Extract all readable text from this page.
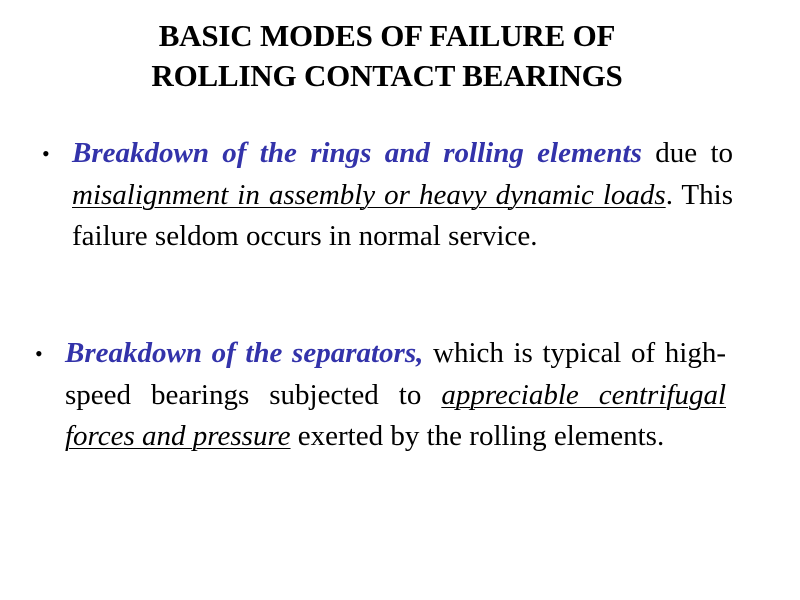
BASIC MODES OF FAILURE OF
ROLLING CONTACT BEARINGS
• Breakdown of the rings and rolling elements due to misalignment in assembly or heavy dynamic loads. This failure seldom occurs in normal service.
• Breakdown of the separators, which is typical of high-speed bearings subjected to appreciable centrifugal forces and pressure exerted by the rolling elements.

◆ ◆ ◆ ◆ ◆ ◆ ◆

Task details: Without including the pictures, return each record above exactly as it stands.

Full output:
Extract all readable text from this page.
BASIC MODES OF FAILURE OF
ROLLING CONTACT BEARINGS
• Breakdown of the rings and rolling elements due to misalignment in assembly or heavy dynamic loads. This failure seldom occurs in normal service.
• Breakdown of the separators, which is typical of high-speed bearings subjected to appreciable centrifugal forces and pressure exerted by the rolling elements.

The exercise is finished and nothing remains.